▶ **Instructions for the task**:
Identify the lines holding "this" and copy them.

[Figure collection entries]
------------------------------------
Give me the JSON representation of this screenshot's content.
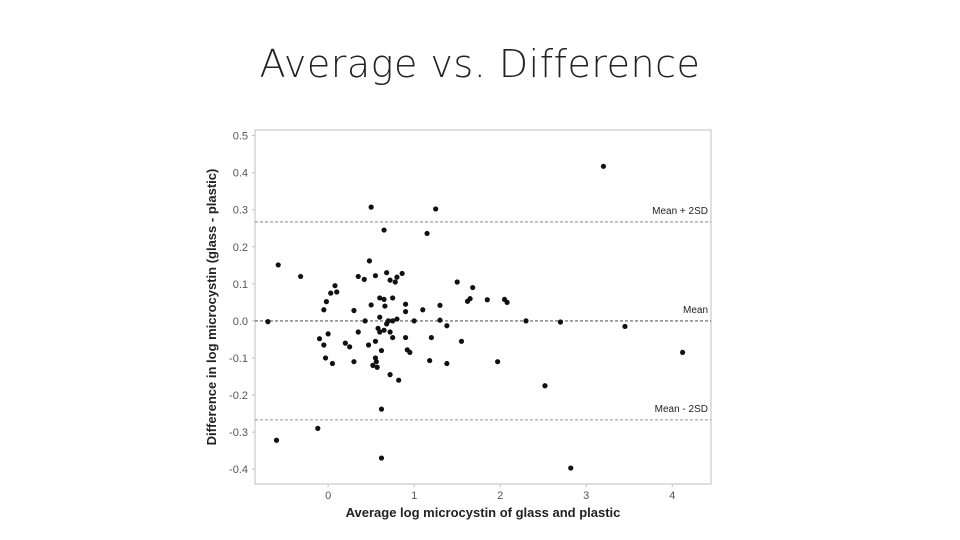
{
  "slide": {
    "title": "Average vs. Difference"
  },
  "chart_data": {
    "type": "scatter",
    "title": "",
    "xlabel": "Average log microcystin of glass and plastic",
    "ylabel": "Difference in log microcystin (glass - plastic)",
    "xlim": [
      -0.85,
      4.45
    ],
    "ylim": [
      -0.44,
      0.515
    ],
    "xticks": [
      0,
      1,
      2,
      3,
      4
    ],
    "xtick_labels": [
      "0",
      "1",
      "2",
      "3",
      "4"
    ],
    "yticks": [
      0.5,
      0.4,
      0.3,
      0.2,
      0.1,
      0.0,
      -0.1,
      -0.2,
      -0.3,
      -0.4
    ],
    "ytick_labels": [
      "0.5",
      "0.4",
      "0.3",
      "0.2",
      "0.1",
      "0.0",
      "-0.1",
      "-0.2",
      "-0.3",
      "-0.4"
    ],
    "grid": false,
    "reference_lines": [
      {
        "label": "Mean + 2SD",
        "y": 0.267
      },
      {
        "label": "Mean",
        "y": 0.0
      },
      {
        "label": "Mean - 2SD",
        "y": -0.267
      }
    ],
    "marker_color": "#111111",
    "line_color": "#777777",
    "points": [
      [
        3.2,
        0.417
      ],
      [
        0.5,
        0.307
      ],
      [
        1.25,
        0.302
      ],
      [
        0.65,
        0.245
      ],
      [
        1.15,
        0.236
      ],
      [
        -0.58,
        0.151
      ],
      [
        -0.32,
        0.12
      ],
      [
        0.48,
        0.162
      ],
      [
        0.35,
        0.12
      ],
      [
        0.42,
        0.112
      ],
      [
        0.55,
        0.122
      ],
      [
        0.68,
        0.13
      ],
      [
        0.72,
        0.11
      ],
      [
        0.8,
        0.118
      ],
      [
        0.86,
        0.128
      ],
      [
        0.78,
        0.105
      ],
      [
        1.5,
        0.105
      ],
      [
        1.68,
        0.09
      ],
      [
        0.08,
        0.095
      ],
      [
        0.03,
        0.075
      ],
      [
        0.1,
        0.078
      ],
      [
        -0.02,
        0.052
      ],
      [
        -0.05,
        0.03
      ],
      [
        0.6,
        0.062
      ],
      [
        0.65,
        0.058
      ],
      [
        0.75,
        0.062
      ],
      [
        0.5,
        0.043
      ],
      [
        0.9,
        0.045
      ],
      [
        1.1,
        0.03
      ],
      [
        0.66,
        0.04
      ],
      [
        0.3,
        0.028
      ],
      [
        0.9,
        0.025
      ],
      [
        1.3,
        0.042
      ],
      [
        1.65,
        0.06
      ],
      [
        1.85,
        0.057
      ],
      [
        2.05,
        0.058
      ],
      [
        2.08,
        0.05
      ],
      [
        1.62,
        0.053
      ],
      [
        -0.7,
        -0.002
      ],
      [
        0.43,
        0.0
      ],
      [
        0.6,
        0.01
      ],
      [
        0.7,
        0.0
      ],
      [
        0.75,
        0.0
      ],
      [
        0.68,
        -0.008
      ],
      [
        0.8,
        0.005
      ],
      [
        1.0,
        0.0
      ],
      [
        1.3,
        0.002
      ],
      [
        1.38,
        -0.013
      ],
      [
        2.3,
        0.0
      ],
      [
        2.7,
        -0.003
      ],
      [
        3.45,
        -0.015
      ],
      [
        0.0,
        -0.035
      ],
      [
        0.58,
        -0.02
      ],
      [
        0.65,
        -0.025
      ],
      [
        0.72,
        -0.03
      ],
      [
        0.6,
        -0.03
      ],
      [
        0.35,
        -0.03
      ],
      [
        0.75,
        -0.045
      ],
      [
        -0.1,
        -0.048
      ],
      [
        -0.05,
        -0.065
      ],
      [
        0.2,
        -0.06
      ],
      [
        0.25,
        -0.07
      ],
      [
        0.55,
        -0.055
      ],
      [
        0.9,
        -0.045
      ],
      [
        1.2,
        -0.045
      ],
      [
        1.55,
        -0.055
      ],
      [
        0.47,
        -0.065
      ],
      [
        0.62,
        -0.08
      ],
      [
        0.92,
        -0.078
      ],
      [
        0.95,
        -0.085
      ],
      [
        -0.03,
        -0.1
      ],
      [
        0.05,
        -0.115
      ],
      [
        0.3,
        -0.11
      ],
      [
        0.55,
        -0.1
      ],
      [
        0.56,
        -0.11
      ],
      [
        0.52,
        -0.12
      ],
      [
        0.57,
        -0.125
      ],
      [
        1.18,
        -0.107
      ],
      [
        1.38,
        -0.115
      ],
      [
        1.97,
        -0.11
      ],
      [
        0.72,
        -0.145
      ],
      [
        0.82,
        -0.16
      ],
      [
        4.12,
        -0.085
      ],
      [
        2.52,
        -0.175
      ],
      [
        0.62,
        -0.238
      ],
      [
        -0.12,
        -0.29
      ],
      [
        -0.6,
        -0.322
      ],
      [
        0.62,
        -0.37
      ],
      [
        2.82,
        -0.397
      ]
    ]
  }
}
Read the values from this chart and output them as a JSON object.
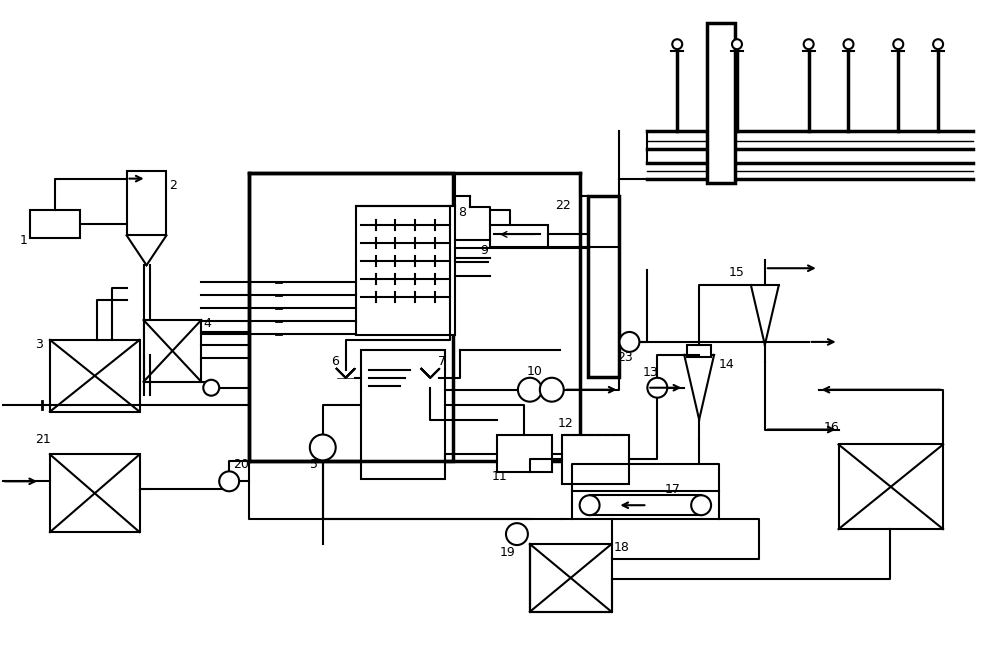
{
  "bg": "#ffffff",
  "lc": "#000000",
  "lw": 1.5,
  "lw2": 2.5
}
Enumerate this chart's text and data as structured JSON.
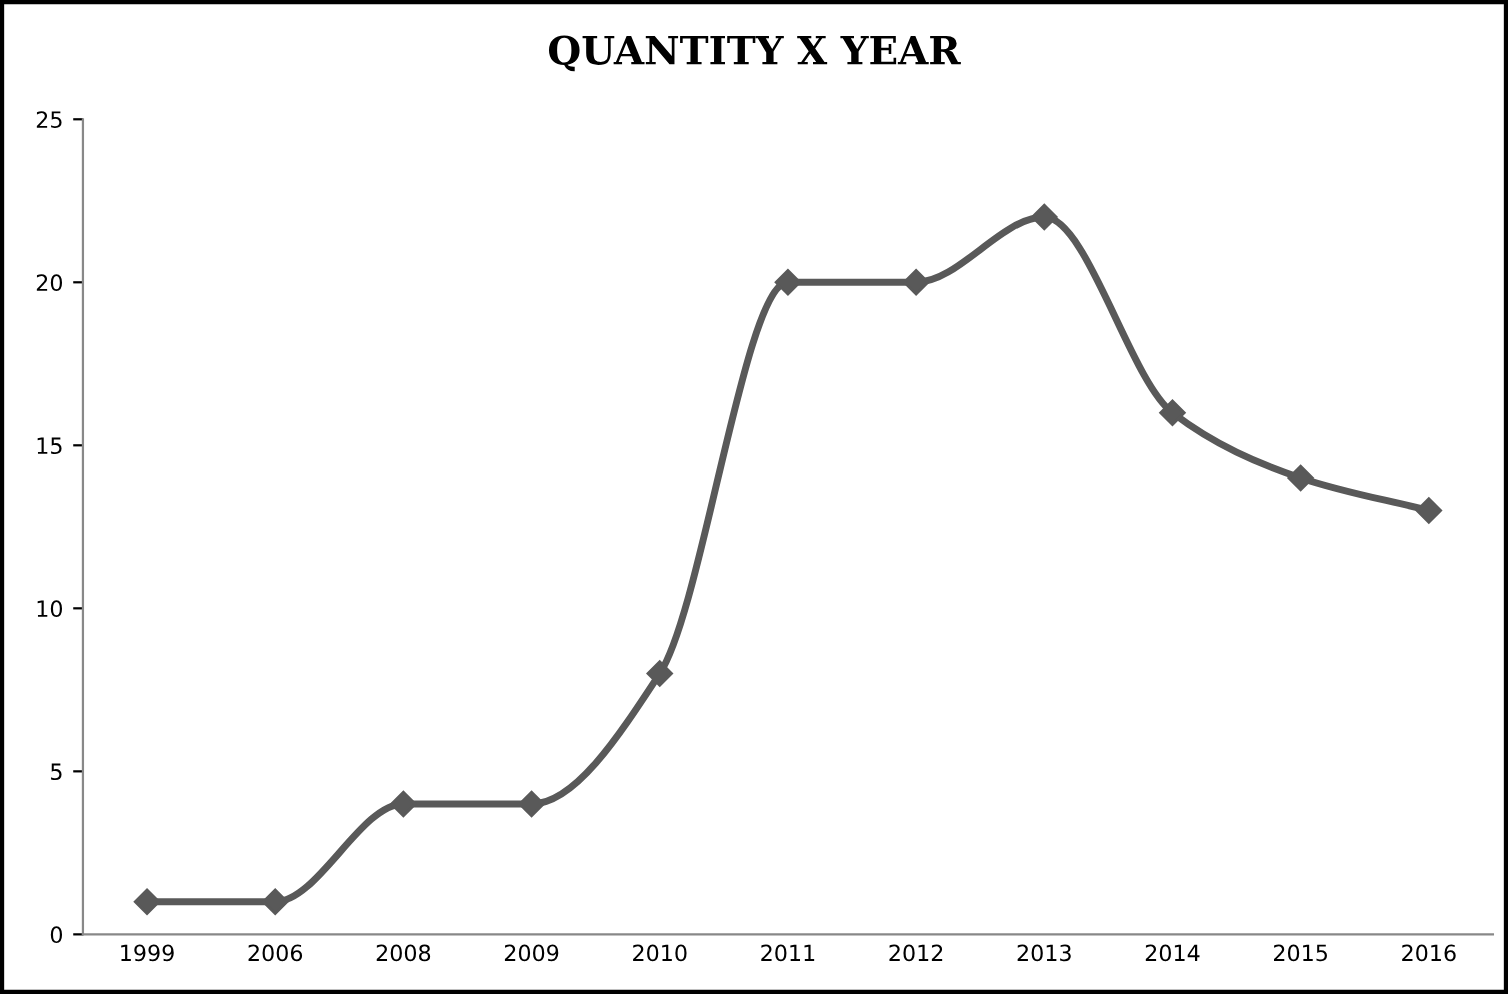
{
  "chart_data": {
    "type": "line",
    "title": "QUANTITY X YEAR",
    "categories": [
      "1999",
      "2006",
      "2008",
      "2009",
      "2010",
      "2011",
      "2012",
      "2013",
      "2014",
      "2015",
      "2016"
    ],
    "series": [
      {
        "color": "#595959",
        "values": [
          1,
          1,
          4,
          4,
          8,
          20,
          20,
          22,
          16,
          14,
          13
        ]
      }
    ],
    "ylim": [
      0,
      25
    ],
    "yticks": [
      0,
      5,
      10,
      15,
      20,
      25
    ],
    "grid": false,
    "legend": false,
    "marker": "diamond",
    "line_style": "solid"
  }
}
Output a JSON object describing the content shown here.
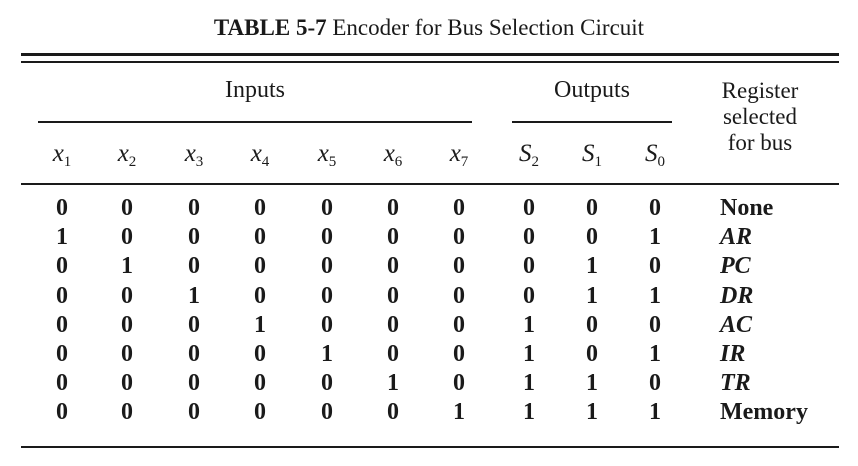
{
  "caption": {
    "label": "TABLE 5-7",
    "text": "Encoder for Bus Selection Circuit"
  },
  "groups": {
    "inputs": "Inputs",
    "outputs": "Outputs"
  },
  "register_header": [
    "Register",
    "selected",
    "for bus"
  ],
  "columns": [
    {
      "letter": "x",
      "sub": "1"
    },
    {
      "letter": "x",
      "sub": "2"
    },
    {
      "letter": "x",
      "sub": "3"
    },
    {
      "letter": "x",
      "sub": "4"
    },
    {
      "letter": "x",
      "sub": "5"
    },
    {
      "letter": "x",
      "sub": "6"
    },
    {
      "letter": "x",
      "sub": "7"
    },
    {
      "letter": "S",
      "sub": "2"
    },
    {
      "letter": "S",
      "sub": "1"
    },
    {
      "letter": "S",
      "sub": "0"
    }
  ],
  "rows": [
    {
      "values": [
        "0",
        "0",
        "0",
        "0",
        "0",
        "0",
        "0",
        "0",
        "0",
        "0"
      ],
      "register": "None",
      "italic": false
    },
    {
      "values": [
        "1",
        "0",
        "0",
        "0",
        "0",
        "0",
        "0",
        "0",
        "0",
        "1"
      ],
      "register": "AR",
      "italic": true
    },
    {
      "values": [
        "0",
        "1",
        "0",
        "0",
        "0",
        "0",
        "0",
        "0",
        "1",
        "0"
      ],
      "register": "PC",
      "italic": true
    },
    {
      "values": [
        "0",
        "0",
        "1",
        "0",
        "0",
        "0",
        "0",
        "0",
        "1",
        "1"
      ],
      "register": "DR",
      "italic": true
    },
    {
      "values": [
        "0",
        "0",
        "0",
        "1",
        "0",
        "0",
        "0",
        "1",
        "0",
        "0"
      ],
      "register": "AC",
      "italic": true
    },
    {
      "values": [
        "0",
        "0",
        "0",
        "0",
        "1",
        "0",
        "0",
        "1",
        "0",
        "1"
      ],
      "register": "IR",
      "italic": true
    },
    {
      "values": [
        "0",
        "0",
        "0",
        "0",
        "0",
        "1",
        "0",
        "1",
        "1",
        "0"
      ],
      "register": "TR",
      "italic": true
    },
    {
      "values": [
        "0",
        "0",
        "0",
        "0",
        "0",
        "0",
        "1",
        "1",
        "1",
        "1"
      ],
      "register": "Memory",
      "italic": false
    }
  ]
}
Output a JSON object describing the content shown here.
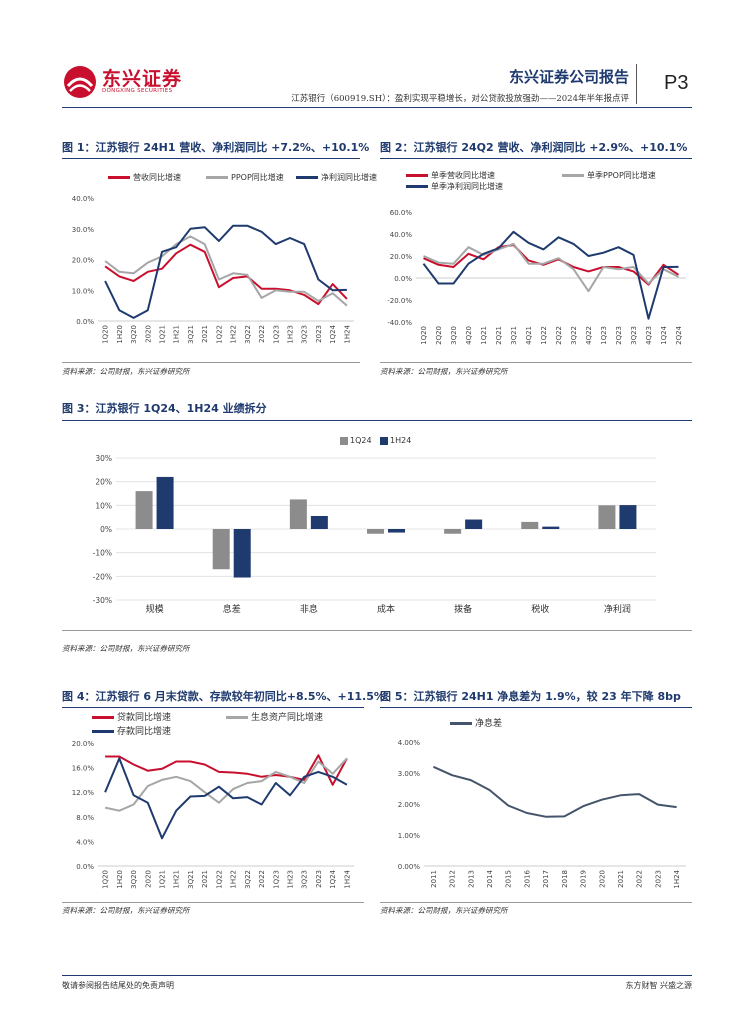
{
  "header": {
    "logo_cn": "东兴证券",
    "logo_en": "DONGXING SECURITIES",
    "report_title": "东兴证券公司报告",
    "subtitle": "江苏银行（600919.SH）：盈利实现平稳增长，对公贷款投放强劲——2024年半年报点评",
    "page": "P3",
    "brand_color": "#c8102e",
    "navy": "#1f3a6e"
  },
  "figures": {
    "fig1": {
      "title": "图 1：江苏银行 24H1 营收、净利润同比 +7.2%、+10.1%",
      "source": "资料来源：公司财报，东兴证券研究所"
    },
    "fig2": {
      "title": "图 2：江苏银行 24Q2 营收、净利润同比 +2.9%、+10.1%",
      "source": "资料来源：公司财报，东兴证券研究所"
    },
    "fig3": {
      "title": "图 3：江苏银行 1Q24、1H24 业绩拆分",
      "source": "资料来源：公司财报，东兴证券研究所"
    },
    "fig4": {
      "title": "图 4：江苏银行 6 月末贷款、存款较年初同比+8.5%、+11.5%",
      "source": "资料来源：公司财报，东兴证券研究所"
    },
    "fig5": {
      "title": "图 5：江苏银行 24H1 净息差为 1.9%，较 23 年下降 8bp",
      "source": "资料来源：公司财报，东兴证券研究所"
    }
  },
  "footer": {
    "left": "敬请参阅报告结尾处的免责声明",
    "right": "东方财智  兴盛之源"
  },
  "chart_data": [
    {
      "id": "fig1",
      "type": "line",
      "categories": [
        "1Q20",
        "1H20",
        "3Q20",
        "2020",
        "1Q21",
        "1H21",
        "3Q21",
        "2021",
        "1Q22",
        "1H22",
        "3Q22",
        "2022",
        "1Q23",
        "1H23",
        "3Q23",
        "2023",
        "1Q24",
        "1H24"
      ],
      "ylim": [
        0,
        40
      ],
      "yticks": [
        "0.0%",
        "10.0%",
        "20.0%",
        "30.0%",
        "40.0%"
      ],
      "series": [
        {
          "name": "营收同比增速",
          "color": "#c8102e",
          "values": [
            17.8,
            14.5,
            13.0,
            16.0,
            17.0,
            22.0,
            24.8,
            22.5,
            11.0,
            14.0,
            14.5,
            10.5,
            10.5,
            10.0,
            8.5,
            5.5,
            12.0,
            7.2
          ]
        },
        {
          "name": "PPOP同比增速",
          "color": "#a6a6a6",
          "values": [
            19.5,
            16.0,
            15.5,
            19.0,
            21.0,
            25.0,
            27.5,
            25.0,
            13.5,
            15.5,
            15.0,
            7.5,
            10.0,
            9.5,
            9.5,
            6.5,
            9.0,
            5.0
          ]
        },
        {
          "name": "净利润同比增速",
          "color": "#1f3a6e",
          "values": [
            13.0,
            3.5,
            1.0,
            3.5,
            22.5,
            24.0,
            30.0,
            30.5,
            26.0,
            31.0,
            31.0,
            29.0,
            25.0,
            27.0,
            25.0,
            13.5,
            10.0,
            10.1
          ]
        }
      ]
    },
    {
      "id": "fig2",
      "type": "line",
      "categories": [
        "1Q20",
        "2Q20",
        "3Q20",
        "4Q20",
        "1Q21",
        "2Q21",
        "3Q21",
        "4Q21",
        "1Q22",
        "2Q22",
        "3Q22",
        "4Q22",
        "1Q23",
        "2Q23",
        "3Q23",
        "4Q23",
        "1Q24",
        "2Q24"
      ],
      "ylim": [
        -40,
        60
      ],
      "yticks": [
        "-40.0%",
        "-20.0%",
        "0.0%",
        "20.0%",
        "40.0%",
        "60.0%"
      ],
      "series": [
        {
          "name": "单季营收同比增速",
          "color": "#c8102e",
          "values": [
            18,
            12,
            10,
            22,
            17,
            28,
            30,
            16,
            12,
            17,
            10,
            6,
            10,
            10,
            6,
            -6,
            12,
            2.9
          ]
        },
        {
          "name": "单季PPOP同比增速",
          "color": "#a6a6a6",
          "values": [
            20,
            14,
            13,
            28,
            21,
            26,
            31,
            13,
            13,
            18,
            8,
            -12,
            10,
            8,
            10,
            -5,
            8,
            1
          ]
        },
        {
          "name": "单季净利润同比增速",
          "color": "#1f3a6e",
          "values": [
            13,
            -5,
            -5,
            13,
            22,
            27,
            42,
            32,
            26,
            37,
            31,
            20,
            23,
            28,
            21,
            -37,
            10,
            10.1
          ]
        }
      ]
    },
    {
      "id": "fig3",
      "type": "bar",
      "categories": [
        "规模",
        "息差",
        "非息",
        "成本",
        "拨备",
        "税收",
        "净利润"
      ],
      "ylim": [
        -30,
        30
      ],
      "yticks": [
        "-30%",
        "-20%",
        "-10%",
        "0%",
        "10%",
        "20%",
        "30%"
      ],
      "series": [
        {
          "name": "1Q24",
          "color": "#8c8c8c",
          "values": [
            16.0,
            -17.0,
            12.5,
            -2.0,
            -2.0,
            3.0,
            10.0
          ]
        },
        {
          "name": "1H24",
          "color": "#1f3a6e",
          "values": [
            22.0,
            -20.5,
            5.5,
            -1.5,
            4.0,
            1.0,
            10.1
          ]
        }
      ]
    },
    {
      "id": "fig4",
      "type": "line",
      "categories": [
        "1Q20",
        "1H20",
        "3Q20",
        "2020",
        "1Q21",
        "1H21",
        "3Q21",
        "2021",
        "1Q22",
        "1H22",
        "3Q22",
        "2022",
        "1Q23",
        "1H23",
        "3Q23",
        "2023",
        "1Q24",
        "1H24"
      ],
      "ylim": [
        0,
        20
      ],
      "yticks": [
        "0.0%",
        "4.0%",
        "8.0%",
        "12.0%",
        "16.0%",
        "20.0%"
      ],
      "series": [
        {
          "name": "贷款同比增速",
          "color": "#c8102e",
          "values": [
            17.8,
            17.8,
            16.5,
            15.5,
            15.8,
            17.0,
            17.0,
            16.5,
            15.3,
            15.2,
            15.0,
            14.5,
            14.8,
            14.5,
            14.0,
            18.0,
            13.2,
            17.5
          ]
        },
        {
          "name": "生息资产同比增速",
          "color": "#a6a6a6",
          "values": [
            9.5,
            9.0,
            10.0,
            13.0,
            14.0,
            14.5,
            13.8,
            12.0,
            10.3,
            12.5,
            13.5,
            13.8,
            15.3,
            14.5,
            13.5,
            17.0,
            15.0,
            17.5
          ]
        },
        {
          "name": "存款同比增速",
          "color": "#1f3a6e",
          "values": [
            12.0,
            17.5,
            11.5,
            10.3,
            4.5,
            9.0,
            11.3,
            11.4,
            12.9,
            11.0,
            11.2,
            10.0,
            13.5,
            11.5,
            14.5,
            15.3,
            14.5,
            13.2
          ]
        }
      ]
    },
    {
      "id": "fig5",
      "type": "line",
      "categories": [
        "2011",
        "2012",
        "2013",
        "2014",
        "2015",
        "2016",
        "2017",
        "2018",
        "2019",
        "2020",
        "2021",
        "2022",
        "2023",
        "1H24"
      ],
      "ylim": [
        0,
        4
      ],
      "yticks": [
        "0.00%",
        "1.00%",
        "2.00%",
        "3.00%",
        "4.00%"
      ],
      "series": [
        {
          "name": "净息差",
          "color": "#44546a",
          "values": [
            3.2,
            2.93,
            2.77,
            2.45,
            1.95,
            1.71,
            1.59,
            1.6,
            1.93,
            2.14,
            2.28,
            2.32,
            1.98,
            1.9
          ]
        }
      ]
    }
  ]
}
------------------------------------
▶ **Result of the exercise**:
Give me the JSON representation of this screenshot's content.
Read the values from this chart and output them as a JSON object.
Enumerate this chart's text and data as structured JSON.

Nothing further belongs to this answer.